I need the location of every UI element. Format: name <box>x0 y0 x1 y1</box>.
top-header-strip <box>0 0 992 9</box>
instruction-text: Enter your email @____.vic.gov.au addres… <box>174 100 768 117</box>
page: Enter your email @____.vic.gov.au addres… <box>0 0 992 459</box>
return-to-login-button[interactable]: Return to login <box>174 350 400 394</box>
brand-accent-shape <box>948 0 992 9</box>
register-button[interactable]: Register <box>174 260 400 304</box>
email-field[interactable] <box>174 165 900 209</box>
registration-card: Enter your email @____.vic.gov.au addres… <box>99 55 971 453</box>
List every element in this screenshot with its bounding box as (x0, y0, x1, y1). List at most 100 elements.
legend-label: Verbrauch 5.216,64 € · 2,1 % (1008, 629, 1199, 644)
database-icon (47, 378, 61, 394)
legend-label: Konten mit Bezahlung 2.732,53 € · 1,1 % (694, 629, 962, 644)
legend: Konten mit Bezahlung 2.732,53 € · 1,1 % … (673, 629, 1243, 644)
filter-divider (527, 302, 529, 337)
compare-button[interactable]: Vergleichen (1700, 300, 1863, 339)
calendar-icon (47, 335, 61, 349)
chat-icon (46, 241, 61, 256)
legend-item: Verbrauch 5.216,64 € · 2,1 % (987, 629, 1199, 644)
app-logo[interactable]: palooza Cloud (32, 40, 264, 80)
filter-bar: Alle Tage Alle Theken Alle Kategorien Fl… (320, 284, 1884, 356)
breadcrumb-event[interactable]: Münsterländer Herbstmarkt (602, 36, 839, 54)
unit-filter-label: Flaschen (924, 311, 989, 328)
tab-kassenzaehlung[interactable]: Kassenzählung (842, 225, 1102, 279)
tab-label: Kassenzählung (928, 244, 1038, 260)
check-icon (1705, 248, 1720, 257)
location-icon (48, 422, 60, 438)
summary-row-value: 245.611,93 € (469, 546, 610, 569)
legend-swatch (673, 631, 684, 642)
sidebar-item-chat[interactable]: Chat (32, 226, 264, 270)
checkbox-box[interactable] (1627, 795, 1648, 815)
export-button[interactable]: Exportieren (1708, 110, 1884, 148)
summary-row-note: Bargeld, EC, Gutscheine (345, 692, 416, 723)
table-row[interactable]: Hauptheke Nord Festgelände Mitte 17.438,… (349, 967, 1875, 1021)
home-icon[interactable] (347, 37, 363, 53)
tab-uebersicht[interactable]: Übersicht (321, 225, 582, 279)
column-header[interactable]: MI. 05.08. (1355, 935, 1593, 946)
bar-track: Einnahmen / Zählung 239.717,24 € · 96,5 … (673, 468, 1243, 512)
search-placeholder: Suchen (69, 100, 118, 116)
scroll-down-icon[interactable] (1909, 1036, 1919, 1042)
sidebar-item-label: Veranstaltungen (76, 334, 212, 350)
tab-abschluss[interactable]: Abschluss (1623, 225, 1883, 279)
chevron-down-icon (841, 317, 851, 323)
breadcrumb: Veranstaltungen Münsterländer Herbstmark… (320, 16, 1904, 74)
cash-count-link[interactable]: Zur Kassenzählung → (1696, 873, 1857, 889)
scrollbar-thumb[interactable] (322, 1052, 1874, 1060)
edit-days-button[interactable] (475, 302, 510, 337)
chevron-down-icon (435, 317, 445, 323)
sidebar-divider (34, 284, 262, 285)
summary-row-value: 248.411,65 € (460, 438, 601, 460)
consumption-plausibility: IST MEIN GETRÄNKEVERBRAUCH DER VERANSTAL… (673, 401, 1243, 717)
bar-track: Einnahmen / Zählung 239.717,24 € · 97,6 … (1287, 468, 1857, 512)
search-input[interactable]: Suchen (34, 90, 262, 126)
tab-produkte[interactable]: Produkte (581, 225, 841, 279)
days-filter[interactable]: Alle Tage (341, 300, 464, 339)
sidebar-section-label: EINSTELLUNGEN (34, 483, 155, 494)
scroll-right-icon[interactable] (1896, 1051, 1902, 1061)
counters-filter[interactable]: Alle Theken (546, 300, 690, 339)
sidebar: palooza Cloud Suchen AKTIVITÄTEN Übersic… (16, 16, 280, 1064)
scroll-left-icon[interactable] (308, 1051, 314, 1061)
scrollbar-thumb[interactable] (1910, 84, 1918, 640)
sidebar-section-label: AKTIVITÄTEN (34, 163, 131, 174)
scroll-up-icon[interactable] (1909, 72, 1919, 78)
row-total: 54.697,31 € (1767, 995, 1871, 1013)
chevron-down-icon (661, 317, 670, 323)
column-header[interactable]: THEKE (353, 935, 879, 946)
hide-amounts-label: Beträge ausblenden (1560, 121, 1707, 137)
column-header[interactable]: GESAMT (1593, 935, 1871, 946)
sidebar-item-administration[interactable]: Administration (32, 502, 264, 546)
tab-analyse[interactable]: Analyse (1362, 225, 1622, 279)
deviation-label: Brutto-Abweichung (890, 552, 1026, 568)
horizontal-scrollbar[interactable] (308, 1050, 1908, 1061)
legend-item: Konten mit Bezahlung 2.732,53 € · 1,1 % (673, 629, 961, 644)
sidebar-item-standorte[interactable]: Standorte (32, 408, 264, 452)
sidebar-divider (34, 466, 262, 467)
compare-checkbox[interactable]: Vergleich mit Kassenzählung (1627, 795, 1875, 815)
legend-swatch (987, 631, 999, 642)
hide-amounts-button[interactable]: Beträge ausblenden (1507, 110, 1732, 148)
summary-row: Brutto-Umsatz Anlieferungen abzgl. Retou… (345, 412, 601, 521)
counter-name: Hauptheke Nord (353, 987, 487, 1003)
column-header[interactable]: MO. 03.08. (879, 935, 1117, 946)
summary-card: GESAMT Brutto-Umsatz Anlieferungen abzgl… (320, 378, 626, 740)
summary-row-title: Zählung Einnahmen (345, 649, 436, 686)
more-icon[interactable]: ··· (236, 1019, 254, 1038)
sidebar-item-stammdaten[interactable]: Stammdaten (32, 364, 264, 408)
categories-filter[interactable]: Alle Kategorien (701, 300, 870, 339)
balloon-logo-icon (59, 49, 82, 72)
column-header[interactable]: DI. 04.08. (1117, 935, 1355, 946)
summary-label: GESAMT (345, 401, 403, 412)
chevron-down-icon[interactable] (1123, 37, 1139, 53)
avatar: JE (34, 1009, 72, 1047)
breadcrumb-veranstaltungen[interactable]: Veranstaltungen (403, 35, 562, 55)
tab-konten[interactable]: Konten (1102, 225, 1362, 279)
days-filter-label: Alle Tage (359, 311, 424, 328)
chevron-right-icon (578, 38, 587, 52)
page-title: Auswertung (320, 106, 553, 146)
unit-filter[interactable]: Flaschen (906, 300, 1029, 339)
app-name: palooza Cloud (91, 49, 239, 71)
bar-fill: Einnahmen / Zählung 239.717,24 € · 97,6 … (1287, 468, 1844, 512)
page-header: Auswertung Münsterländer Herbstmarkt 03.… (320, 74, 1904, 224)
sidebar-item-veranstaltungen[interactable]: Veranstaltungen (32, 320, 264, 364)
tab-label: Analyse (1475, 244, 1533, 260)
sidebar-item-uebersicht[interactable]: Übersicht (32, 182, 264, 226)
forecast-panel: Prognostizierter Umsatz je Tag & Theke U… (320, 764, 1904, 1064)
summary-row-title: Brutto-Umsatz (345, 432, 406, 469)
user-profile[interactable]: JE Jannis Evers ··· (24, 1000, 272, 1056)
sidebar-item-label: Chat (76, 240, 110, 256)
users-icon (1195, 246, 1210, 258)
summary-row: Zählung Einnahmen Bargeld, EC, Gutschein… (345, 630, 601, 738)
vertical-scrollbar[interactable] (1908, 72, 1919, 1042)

AIM OF THE TASK =>
Copy every line of the items above without altering any character, and keep the original order.

ANSWER TO THIS EXERCISE =>
I need the location of every UI element. Format: name <box>x0 y0 x1 y1</box>.
top-header-strip <box>0 0 992 9</box>
instruction-text: Enter your email @____.vic.gov.au addres… <box>174 100 768 117</box>
page: Enter your email @____.vic.gov.au addres… <box>0 0 992 459</box>
return-to-login-button[interactable]: Return to login <box>174 350 400 394</box>
brand-accent-shape <box>948 0 992 9</box>
register-button[interactable]: Register <box>174 260 400 304</box>
email-field[interactable] <box>174 165 900 209</box>
registration-card: Enter your email @____.vic.gov.au addres… <box>99 55 971 453</box>
List every element in this screenshot with its bounding box as (x0, y0, x1, y1). List at most 100 elements.
legend-label: Verbrauch 5.216,64 € · 2,1 % (1008, 629, 1199, 644)
database-icon (47, 378, 61, 394)
legend-label: Konten mit Bezahlung 2.732,53 € · 1,1 % (694, 629, 962, 644)
legend: Konten mit Bezahlung 2.732,53 € · 1,1 % … (673, 629, 1243, 644)
filter-divider (527, 302, 529, 337)
compare-button[interactable]: Vergleichen (1700, 300, 1863, 339)
calendar-icon (47, 335, 61, 349)
chat-icon (46, 241, 61, 256)
legend-item: Verbrauch 5.216,64 € · 2,1 % (987, 629, 1199, 644)
app-logo[interactable]: palooza Cloud (32, 40, 264, 80)
filter-bar: Alle Tage Alle Theken Alle Kategorien Fl… (320, 284, 1884, 356)
breadcrumb-event[interactable]: Münsterländer Herbstmarkt (602, 36, 839, 54)
unit-filter-label: Flaschen (924, 311, 989, 328)
tab-kassenzaehlung[interactable]: Kassenzählung (842, 225, 1102, 279)
tab-label: Kassenzählung (928, 244, 1038, 260)
check-icon (1705, 248, 1720, 257)
location-icon (48, 422, 60, 438)
summary-row-value: 245.611,93 € (469, 546, 610, 569)
legend-swatch (673, 631, 684, 642)
sidebar-item-chat[interactable]: Chat (32, 226, 264, 270)
checkbox-box[interactable] (1627, 795, 1648, 815)
export-button[interactable]: Exportieren (1708, 110, 1884, 148)
summary-row-note: Bargeld, EC, Gutscheine (345, 692, 416, 723)
table-row[interactable]: Hauptheke Nord Festgelände Mitte 17.438,… (349, 967, 1875, 1021)
home-icon[interactable] (347, 37, 363, 53)
tab-uebersicht[interactable]: Übersicht (321, 225, 582, 279)
column-header[interactable]: MI. 05.08. (1355, 935, 1593, 946)
bar-track: Einnahmen / Zählung 239.717,24 € · 96,5 … (673, 468, 1243, 512)
search-placeholder: Suchen (69, 100, 118, 116)
scroll-down-icon[interactable] (1909, 1036, 1919, 1042)
sidebar-item-label: Veranstaltungen (76, 334, 212, 350)
tab-abschluss[interactable]: Abschluss (1623, 225, 1883, 279)
chevron-down-icon (841, 317, 851, 323)
breadcrumb: Veranstaltungen Münsterländer Herbstmark… (320, 16, 1904, 74)
cash-count-link[interactable]: Zur Kassenzählung → (1696, 873, 1857, 889)
scrollbar-thumb[interactable] (322, 1052, 1874, 1060)
edit-days-button[interactable] (475, 302, 510, 337)
chevron-down-icon (435, 317, 445, 323)
sidebar-divider (34, 284, 262, 285)
summary-row-value: 248.411,65 € (460, 438, 601, 460)
consumption-plausibility: IST MEIN GETRÄNKEVERBRAUCH DER VERANSTAL… (673, 401, 1243, 717)
bar-track: Einnahmen / Zählung 239.717,24 € · 97,6 … (1287, 468, 1857, 512)
search-input[interactable]: Suchen (34, 90, 262, 126)
tab-produkte[interactable]: Produkte (581, 225, 841, 279)
days-filter[interactable]: Alle Tage (341, 300, 464, 339)
sidebar-section-label: EINSTELLUNGEN (34, 483, 155, 494)
scroll-right-icon[interactable] (1896, 1051, 1902, 1061)
counters-filter[interactable]: Alle Theken (546, 300, 690, 339)
sidebar: palooza Cloud Suchen AKTIVITÄTEN Übersic… (16, 16, 280, 1064)
scroll-left-icon[interactable] (308, 1051, 314, 1061)
scrollbar-thumb[interactable] (1910, 84, 1918, 640)
sidebar-section-label: AKTIVITÄTEN (34, 163, 131, 174)
scroll-up-icon[interactable] (1909, 72, 1919, 78)
row-total: 54.697,31 € (1767, 995, 1871, 1013)
chevron-down-icon (661, 317, 670, 323)
column-header[interactable]: THEKE (353, 935, 879, 946)
hide-amounts-label: Beträge ausblenden (1560, 121, 1707, 137)
column-header[interactable]: GESAMT (1593, 935, 1871, 946)
sidebar-item-administration[interactable]: Administration (32, 502, 264, 546)
tab-analyse[interactable]: Analyse (1362, 225, 1622, 279)
deviation-label: Brutto-Abweichung (890, 552, 1026, 568)
horizontal-scrollbar[interactable] (308, 1050, 1908, 1061)
legend-item: Konten mit Bezahlung 2.732,53 € · 1,1 % (673, 629, 961, 644)
sidebar-item-standorte[interactable]: Standorte (32, 408, 264, 452)
sidebar-divider (34, 466, 262, 467)
compare-checkbox[interactable]: Vergleich mit Kassenzählung (1627, 795, 1875, 815)
legend-swatch (987, 631, 999, 642)
hide-amounts-button[interactable]: Beträge ausblenden (1507, 110, 1732, 148)
summary-row: Brutto-Umsatz Anlieferungen abzgl. Retou… (345, 412, 601, 521)
counter-name: Hauptheke Nord (353, 987, 487, 1003)
column-header[interactable]: MO. 03.08. (879, 935, 1117, 946)
summary-card: GESAMT Brutto-Umsatz Anlieferungen abzgl… (320, 378, 626, 740)
summary-row-title: Zählung Einnahmen (345, 649, 436, 686)
more-icon[interactable]: ··· (236, 1019, 254, 1038)
sidebar-item-stammdaten[interactable]: Stammdaten (32, 364, 264, 408)
categories-filter[interactable]: Alle Kategorien (701, 300, 870, 339)
balloon-logo-icon (59, 49, 82, 72)
column-header[interactable]: DI. 04.08. (1117, 935, 1355, 946)
summary-label: GESAMT (345, 401, 403, 412)
chevron-down-icon[interactable] (1123, 37, 1139, 53)
avatar: JE (34, 1009, 72, 1047)
breadcrumb-veranstaltungen[interactable]: Veranstaltungen (403, 35, 562, 55)
tab-konten[interactable]: Konten (1102, 225, 1362, 279)
days-filter-label: Alle Tage (359, 311, 424, 328)
chevron-right-icon (578, 38, 587, 52)
page-title: Auswertung (320, 106, 553, 146)
unit-filter[interactable]: Flaschen (906, 300, 1029, 339)
app-name: palooza Cloud (91, 49, 239, 71)
bar-fill: Einnahmen / Zählung 239.717,24 € · 97,6 … (1287, 468, 1844, 512)
page-header: Auswertung Münsterländer Herbstmarkt 03.… (320, 74, 1904, 224)
sidebar-item-veranstaltungen[interactable]: Veranstaltungen (32, 320, 264, 364)
tab-label: Analyse (1475, 244, 1533, 260)
sidebar-item-uebersicht[interactable]: Übersicht (32, 182, 264, 226)
forecast-panel: Prognostizierter Umsatz je Tag & Theke U… (320, 764, 1904, 1064)
summary-row-title: Brutto-Umsatz (345, 432, 406, 469)
user-profile[interactable]: JE Jannis Evers ··· (24, 1000, 272, 1056)
sidebar-item-label: Chat (76, 240, 110, 256)
users-icon (1195, 246, 1210, 258)
summary-row: Zählung Einnahmen Bargeld, EC, Gutschein… (345, 630, 601, 738)
vertical-scrollbar[interactable] (1908, 72, 1919, 1042)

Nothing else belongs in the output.